[Figure record extracts]
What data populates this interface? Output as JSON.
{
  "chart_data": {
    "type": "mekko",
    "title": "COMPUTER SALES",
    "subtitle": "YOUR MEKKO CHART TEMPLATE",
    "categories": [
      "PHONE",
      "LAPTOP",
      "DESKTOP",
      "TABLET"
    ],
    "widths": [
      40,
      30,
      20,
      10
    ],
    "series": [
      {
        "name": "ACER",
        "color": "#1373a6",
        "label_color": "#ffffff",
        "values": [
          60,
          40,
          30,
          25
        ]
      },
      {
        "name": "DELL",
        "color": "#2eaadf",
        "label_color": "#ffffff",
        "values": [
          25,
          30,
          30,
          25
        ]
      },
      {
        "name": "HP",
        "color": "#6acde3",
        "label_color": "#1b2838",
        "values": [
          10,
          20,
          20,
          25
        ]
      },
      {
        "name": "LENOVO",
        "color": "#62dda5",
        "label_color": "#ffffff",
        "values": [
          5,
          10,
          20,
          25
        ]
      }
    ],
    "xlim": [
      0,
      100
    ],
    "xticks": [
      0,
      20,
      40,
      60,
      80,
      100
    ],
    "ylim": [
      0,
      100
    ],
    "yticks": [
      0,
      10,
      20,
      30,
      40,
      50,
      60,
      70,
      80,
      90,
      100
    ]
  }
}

### Exercise requirements
Above are the records; retype every one exactly.

### Correct response
What data populates this interface? Output as JSON.
{
  "chart_data": {
    "type": "mekko",
    "title": "COMPUTER SALES",
    "subtitle": "YOUR MEKKO CHART TEMPLATE",
    "categories": [
      "PHONE",
      "LAPTOP",
      "DESKTOP",
      "TABLET"
    ],
    "widths": [
      40,
      30,
      20,
      10
    ],
    "series": [
      {
        "name": "ACER",
        "color": "#1373a6",
        "label_color": "#ffffff",
        "values": [
          60,
          40,
          30,
          25
        ]
      },
      {
        "name": "DELL",
        "color": "#2eaadf",
        "label_color": "#ffffff",
        "values": [
          25,
          30,
          30,
          25
        ]
      },
      {
        "name": "HP",
        "color": "#6acde3",
        "label_color": "#1b2838",
        "values": [
          10,
          20,
          20,
          25
        ]
      },
      {
        "name": "LENOVO",
        "color": "#62dda5",
        "label_color": "#ffffff",
        "values": [
          5,
          10,
          20,
          25
        ]
      }
    ],
    "xlim": [
      0,
      100
    ],
    "xticks": [
      0,
      20,
      40,
      60,
      80,
      100
    ],
    "ylim": [
      0,
      100
    ],
    "yticks": [
      0,
      10,
      20,
      30,
      40,
      50,
      60,
      70,
      80,
      90,
      100
    ]
  }
}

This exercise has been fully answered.